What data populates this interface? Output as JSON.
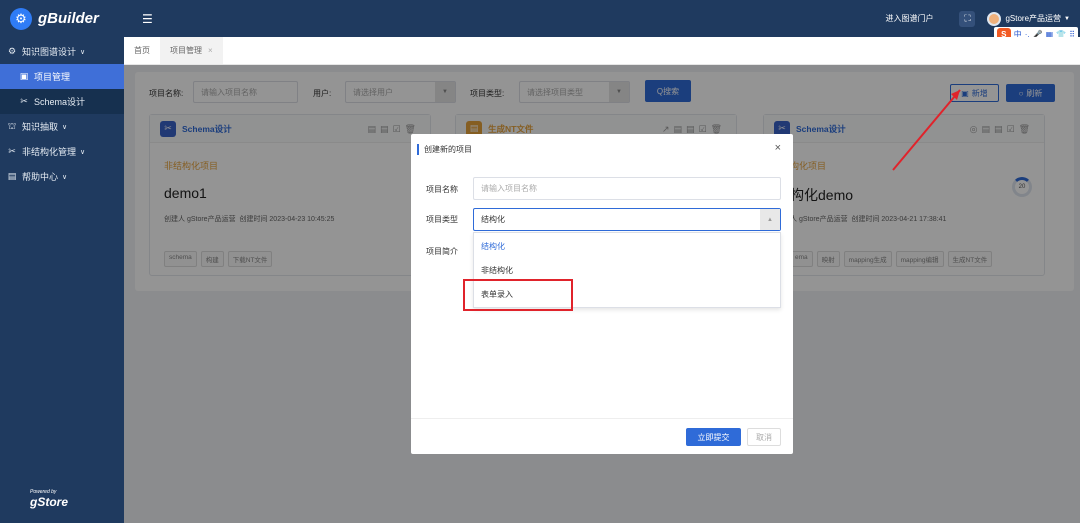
{
  "app": {
    "logo_text": "gBuilder",
    "logo_icon": "gear-g-icon",
    "powered_by": "Powered by",
    "powered_brand": "gStore"
  },
  "sidebar": {
    "items": [
      {
        "label": "知识图谱设计",
        "icon": "gear-icon"
      },
      {
        "label": "项目管理",
        "icon": "project-icon"
      },
      {
        "label": "Schema设计",
        "icon": "schema-icon"
      },
      {
        "label": "知识抽取",
        "icon": "extract-icon"
      },
      {
        "label": "非结构化管理",
        "icon": "unstructured-icon"
      },
      {
        "label": "帮助中心",
        "icon": "help-icon"
      }
    ]
  },
  "topbar": {
    "menu_icon": "hamburger-icon",
    "portal_link": "进入图谱门户",
    "user_name": "gStore产品运营",
    "fullscreen_icon": "fullscreen-icon"
  },
  "ime_toolbar": {
    "logo": "S",
    "items": [
      "中",
      "·,",
      "🎤",
      "▦",
      "👕",
      "⠿"
    ]
  },
  "tabs": [
    {
      "label": "首页"
    },
    {
      "label": "项目管理",
      "close": "×"
    }
  ],
  "filters": {
    "name_label": "项目名称:",
    "name_placeholder": "请输入项目名称",
    "user_label": "用户:",
    "user_placeholder": "请选择用户",
    "type_label": "项目类型:",
    "type_placeholder": "请选择项目类型",
    "search_label": "Q搜索",
    "add_label": "新增",
    "refresh_label": "刷新"
  },
  "cards": [
    {
      "header": "Schema设计",
      "type": "非结构化项目",
      "name": "demo1",
      "creator": "创建人 gStore产品运营",
      "created": "创建时间 2023-04-23 10:45:25",
      "tags": [
        "schema",
        "构建",
        "下载NT文件"
      ]
    },
    {
      "header": "生成NT文件"
    },
    {
      "header": "Schema设计",
      "type": "构化项目",
      "name": "构化demo",
      "creator": "人 gStore产品运营",
      "created": "创建时间 2023-04-21 17:38:41",
      "tags": [
        "ema",
        "映射",
        "mapping生成",
        "mapping编辑",
        "生成NT文件"
      ],
      "progress": "20"
    }
  ],
  "modal": {
    "title": "创建新的项目",
    "name_label": "项目名称",
    "name_placeholder": "请输入项目名称",
    "type_label": "项目类型",
    "type_value": "结构化",
    "desc_label": "项目简介",
    "options": [
      "结构化",
      "非结构化",
      "表单录入"
    ],
    "submit": "立即提交",
    "cancel": "取消",
    "close": "×"
  },
  "colors": {
    "accent": "#2f6bd8",
    "sidebar": "#1f3a5f",
    "highlight": "#e0232b"
  }
}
════
• [Goal of the exercise] Please write out all of the material above without changing a word, and omit any pictures.

• [Output of the task]
What data populates this interface? Output as JSON.
{
  "app": {
    "logo_text": "gBuilder",
    "logo_icon": "gear-g-icon",
    "powered_by": "Powered by",
    "powered_brand": "gStore"
  },
  "sidebar": {
    "items": [
      {
        "label": "知识图谱设计",
        "icon": "gear-icon"
      },
      {
        "label": "项目管理",
        "icon": "project-icon"
      },
      {
        "label": "Schema设计",
        "icon": "schema-icon"
      },
      {
        "label": "知识抽取",
        "icon": "extract-icon"
      },
      {
        "label": "非结构化管理",
        "icon": "unstructured-icon"
      },
      {
        "label": "帮助中心",
        "icon": "help-icon"
      }
    ]
  },
  "topbar": {
    "menu_icon": "hamburger-icon",
    "portal_link": "进入图谱门户",
    "user_name": "gStore产品运营",
    "fullscreen_icon": "fullscreen-icon"
  },
  "ime_toolbar": {
    "logo": "S",
    "items": [
      "中",
      "·,",
      "🎤",
      "▦",
      "👕",
      "⠿"
    ]
  },
  "tabs": [
    {
      "label": "首页"
    },
    {
      "label": "项目管理",
      "close": "×"
    }
  ],
  "filters": {
    "name_label": "项目名称:",
    "name_placeholder": "请输入项目名称",
    "user_label": "用户:",
    "user_placeholder": "请选择用户",
    "type_label": "项目类型:",
    "type_placeholder": "请选择项目类型",
    "search_label": "Q搜索",
    "add_label": "新增",
    "refresh_label": "刷新"
  },
  "cards": [
    {
      "header": "Schema设计",
      "type": "非结构化项目",
      "name": "demo1",
      "creator": "创建人 gStore产品运营",
      "created": "创建时间 2023-04-23 10:45:25",
      "tags": [
        "schema",
        "构建",
        "下载NT文件"
      ]
    },
    {
      "header": "生成NT文件"
    },
    {
      "header": "Schema设计",
      "type": "构化项目",
      "name": "构化demo",
      "creator": "人 gStore产品运营",
      "created": "创建时间 2023-04-21 17:38:41",
      "tags": [
        "ema",
        "映射",
        "mapping生成",
        "mapping编辑",
        "生成NT文件"
      ],
      "progress": "20"
    }
  ],
  "modal": {
    "title": "创建新的项目",
    "name_label": "项目名称",
    "name_placeholder": "请输入项目名称",
    "type_label": "项目类型",
    "type_value": "结构化",
    "desc_label": "项目简介",
    "options": [
      "结构化",
      "非结构化",
      "表单录入"
    ],
    "submit": "立即提交",
    "cancel": "取消",
    "close": "×"
  },
  "colors": {
    "accent": "#2f6bd8",
    "sidebar": "#1f3a5f",
    "highlight": "#e0232b"
  }
}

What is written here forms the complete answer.